◆ Items:
%%

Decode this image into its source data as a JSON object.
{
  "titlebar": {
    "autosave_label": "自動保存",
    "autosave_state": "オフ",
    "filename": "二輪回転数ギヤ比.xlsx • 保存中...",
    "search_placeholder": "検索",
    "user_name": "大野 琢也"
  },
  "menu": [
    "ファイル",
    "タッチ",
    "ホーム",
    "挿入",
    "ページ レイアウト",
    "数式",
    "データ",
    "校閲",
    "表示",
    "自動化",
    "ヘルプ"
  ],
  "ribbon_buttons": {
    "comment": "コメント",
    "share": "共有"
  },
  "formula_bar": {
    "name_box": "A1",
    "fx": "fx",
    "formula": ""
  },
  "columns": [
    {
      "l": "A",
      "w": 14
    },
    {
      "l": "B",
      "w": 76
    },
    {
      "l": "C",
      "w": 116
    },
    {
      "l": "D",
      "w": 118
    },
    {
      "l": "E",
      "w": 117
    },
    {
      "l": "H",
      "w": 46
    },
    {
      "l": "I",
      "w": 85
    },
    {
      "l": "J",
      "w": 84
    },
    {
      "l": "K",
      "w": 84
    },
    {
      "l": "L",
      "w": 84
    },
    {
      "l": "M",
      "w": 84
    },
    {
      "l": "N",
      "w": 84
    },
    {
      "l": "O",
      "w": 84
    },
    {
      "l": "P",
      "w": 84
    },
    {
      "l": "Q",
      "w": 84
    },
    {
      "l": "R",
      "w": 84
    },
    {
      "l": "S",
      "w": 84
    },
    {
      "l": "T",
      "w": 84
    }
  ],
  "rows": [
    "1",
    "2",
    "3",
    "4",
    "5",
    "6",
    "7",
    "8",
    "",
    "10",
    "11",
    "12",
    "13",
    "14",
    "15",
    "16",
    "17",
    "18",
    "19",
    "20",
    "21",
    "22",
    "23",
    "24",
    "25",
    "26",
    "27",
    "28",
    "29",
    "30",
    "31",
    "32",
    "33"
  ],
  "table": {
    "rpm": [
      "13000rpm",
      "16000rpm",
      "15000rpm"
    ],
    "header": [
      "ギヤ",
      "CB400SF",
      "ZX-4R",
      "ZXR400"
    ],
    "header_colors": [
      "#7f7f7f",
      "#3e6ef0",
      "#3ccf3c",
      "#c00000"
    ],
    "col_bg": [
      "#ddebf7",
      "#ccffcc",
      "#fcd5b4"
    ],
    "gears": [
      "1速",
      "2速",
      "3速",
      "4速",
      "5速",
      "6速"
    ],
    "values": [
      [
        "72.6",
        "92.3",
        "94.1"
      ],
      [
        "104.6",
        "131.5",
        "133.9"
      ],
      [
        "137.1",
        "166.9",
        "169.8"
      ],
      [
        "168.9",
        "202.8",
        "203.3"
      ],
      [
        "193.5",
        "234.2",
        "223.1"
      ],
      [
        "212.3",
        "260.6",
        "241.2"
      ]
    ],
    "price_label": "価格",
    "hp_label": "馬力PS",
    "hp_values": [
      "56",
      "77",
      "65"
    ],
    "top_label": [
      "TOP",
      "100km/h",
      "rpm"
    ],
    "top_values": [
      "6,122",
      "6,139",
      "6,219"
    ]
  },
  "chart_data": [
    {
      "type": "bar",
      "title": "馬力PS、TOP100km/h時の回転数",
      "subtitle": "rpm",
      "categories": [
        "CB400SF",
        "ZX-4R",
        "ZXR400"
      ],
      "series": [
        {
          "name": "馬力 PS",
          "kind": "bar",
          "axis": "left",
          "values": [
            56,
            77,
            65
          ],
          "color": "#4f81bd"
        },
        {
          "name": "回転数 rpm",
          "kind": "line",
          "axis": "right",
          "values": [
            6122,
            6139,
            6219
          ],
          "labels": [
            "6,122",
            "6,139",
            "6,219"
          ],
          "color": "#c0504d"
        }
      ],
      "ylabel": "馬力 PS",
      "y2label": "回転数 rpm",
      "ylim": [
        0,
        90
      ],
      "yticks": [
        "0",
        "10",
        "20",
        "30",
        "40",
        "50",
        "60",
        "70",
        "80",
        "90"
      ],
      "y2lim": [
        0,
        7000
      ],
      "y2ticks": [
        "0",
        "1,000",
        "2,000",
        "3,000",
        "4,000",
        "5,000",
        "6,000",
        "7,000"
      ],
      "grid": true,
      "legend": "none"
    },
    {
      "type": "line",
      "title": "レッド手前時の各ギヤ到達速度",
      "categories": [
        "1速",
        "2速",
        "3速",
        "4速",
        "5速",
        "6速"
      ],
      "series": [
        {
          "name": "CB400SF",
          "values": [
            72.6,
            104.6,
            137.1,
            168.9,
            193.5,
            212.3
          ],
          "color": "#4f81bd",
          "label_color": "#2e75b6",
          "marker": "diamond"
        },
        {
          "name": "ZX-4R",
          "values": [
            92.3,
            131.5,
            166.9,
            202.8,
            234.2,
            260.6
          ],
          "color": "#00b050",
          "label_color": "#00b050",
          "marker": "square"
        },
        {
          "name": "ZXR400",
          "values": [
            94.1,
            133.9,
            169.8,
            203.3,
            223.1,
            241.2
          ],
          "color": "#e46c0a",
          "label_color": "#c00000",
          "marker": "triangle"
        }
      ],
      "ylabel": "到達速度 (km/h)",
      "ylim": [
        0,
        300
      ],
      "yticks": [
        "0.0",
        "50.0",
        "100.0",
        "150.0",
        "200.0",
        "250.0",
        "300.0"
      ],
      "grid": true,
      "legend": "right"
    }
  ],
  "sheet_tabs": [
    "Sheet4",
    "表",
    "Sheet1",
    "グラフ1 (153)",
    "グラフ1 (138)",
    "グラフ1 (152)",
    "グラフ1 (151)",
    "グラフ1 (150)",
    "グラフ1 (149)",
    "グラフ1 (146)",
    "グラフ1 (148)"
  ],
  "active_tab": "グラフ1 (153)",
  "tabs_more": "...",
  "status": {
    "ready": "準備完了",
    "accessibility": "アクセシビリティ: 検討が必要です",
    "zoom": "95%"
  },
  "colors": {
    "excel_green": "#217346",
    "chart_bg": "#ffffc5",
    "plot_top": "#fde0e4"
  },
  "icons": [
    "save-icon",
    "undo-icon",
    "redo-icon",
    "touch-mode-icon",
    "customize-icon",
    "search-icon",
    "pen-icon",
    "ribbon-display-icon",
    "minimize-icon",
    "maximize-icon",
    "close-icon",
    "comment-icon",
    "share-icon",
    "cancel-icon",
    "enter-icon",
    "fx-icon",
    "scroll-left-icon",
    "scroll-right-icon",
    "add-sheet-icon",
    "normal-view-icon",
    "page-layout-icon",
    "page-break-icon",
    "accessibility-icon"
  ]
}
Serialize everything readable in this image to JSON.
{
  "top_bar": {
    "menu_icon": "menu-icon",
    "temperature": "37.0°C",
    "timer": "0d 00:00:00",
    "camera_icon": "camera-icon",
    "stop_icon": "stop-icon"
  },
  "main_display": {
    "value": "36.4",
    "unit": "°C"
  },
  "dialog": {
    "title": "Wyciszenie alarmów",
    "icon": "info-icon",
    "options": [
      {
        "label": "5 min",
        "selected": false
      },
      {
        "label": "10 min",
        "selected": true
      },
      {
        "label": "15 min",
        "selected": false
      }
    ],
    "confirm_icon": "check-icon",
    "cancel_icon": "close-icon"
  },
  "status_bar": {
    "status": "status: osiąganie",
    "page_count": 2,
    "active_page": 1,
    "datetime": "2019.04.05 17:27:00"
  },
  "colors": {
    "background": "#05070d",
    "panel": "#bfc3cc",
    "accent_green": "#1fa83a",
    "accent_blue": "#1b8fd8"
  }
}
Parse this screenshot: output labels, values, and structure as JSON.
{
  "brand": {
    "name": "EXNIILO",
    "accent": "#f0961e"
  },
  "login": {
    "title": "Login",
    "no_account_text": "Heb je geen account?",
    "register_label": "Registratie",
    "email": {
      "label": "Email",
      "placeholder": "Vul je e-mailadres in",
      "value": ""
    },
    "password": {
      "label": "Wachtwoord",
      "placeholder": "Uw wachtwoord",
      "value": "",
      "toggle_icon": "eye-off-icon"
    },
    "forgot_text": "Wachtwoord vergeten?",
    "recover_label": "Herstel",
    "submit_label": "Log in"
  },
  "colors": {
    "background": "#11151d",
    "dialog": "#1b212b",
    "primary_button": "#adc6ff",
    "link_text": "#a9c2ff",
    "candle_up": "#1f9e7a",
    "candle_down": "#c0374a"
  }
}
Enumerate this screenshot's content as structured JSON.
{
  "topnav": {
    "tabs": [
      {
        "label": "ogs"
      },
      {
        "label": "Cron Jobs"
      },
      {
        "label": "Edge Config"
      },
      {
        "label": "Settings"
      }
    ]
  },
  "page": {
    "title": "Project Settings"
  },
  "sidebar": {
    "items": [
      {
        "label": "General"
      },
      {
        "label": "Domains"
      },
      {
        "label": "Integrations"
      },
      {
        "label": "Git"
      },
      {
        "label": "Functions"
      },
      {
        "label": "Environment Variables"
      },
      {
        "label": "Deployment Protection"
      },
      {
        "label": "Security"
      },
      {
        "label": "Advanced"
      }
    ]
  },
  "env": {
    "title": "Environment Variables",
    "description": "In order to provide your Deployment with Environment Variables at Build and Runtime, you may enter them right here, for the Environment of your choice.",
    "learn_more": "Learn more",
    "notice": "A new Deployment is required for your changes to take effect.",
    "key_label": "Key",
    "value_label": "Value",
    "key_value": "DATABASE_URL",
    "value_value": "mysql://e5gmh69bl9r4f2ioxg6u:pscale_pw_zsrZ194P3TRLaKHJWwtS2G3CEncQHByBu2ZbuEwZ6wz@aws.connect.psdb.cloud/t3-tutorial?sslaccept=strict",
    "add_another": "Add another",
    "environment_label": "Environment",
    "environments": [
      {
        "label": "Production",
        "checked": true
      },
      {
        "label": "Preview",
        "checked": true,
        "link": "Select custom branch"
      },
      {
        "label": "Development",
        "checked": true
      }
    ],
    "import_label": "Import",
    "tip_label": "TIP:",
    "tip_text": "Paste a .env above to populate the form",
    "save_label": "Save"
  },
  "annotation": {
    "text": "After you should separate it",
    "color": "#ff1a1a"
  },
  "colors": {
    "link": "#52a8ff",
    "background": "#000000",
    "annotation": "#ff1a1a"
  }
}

%%

◆ Set exercise: Using the records above, gather all lines where the string "JSON" is present.

◆ Task answer:
Decode this image into its source data as a JSON object.
Serialize everything readable in this image to JSON.
Parse this screenshot: output labels, values, and structure as JSON.
Enumerate this screenshot's content as structured JSON.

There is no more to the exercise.